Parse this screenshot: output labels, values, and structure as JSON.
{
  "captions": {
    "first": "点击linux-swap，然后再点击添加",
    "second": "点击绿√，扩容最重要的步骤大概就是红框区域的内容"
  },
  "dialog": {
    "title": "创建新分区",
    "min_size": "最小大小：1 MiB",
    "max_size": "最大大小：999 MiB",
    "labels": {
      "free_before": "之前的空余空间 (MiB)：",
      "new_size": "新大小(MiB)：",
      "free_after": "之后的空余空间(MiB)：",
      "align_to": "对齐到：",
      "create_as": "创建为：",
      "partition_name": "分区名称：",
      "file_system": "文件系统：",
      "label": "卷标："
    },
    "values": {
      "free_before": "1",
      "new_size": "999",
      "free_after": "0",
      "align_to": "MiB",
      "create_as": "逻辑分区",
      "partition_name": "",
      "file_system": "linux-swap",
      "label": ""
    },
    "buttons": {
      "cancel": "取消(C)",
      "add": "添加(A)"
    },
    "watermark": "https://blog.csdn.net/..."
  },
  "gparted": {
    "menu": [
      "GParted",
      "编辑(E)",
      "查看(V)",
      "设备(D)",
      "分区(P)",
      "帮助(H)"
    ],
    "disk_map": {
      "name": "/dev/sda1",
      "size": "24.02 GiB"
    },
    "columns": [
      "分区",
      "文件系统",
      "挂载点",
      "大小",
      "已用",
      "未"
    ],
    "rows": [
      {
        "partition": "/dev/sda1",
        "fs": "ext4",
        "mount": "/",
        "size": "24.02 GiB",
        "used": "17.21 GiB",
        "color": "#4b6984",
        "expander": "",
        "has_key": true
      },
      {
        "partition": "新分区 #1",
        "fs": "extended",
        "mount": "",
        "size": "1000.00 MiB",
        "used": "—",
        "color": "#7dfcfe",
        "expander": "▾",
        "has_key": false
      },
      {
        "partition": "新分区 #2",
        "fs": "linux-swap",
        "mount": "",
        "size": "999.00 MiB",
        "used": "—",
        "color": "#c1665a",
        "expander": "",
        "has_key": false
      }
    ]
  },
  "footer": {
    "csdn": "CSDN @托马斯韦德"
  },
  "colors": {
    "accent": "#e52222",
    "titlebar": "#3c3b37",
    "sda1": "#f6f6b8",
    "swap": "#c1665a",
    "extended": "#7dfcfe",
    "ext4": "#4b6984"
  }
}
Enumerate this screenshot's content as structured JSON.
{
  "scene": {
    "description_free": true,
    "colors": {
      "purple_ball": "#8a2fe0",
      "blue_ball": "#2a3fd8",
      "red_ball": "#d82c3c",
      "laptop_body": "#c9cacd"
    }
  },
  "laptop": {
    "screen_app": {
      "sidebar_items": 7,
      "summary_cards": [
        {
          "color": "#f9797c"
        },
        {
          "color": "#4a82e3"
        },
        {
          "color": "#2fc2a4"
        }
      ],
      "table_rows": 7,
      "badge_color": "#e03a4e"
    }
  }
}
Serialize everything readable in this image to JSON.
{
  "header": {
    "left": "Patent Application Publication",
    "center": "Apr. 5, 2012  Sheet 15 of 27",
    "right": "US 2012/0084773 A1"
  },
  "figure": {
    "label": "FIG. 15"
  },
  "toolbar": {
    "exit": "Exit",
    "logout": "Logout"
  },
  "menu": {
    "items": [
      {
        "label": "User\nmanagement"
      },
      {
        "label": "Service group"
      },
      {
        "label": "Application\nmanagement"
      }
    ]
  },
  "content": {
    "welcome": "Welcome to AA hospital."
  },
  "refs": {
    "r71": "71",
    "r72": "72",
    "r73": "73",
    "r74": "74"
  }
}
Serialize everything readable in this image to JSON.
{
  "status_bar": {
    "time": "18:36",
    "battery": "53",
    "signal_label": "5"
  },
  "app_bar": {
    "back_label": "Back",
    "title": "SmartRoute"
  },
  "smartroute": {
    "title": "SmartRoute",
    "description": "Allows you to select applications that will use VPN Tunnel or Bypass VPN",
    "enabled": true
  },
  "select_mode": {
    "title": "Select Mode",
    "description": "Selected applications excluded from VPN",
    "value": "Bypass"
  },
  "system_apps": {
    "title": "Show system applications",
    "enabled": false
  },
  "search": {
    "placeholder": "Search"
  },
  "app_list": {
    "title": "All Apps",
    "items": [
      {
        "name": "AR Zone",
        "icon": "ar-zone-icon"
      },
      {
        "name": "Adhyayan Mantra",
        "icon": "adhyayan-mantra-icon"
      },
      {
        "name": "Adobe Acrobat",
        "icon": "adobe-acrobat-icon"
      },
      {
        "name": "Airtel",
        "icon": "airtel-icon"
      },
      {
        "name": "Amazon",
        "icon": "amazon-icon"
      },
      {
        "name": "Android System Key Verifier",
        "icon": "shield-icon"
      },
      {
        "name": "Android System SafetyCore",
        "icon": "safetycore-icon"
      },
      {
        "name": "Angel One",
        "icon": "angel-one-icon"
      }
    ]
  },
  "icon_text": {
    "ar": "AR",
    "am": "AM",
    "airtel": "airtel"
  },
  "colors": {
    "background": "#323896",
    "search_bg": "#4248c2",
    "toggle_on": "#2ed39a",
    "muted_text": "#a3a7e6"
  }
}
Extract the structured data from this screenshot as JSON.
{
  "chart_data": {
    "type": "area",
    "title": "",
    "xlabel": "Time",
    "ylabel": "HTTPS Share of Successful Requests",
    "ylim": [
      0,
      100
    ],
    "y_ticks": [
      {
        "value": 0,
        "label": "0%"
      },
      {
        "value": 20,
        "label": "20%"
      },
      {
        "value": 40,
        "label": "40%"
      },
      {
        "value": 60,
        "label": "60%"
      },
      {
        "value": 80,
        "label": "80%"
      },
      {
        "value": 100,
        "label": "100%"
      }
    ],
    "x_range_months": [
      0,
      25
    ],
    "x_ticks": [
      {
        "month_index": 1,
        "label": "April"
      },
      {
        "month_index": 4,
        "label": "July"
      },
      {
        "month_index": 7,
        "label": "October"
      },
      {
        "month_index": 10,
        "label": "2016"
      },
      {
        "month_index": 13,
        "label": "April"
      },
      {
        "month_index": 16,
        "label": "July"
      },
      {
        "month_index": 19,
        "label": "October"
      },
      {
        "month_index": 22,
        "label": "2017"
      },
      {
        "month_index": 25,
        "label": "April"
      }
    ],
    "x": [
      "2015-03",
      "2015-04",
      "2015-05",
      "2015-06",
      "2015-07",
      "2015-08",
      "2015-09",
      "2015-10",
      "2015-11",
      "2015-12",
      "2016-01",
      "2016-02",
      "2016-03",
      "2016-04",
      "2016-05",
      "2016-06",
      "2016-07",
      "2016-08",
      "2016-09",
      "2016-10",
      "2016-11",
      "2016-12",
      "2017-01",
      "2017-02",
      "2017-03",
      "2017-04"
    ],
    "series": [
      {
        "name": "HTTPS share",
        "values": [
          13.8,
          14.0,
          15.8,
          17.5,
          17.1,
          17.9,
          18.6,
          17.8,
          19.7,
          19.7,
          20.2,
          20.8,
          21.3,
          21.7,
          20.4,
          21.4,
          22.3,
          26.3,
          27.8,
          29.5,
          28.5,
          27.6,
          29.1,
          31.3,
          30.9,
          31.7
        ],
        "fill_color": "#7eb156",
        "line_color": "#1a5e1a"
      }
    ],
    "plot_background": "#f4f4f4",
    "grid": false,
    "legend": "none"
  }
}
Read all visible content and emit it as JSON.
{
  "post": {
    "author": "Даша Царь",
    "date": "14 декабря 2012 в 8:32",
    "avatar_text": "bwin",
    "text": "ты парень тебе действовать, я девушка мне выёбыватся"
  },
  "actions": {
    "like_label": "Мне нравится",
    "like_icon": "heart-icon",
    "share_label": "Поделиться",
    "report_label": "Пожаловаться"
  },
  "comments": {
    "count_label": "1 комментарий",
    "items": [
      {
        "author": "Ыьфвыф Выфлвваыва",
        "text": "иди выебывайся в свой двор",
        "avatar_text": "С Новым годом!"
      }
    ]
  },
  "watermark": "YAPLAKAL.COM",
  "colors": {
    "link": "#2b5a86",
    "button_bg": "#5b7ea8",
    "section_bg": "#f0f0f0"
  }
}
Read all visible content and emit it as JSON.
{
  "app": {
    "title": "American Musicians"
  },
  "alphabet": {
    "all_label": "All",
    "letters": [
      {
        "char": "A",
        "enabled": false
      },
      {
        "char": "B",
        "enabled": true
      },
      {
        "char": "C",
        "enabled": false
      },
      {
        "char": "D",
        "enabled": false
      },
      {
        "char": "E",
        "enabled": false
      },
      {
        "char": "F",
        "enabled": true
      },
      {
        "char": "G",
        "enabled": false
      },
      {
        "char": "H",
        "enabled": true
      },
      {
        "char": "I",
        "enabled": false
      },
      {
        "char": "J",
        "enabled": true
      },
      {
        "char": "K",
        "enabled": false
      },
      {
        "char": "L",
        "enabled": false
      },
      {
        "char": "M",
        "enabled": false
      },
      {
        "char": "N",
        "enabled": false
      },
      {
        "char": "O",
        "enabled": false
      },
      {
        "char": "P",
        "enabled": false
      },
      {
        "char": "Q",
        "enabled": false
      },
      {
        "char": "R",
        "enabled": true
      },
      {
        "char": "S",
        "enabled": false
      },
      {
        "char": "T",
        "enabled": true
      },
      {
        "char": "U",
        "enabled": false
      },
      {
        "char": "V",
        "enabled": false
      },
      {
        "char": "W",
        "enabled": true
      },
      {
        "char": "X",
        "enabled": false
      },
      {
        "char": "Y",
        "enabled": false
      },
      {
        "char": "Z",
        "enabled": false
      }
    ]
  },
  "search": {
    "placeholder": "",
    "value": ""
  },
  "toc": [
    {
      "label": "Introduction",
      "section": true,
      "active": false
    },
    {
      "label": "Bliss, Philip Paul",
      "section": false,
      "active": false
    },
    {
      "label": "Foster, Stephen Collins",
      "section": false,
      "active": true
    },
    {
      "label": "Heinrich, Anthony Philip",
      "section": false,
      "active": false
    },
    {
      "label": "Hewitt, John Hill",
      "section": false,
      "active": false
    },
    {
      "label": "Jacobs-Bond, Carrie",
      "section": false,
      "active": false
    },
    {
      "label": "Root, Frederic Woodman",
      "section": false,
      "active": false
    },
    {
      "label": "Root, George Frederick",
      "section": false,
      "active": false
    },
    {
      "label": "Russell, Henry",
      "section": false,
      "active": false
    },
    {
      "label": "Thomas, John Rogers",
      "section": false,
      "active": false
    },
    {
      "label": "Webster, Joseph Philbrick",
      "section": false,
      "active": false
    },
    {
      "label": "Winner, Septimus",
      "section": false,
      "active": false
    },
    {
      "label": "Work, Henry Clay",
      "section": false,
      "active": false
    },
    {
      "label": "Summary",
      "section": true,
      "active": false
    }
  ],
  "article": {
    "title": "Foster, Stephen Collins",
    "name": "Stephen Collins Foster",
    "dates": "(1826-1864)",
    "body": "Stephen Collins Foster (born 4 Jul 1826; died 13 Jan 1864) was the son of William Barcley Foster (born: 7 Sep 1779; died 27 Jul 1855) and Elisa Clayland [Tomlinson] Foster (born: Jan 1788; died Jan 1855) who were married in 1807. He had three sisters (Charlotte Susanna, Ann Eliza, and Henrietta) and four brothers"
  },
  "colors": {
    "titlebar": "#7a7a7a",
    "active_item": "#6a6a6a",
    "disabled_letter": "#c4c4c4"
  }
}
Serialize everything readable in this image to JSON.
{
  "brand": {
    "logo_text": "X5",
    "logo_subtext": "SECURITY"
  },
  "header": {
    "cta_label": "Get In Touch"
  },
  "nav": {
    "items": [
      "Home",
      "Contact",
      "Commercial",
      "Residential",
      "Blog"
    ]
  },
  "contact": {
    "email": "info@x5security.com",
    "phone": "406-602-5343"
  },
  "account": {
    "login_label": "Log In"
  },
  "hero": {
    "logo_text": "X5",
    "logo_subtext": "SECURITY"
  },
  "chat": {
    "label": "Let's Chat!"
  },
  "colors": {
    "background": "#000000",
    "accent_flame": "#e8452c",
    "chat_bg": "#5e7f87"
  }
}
-*-*-
Collect each line holding the string "from".

    "description": "Selected applications excluded from VPN",
Extract the structured data from this screenshot as JSON.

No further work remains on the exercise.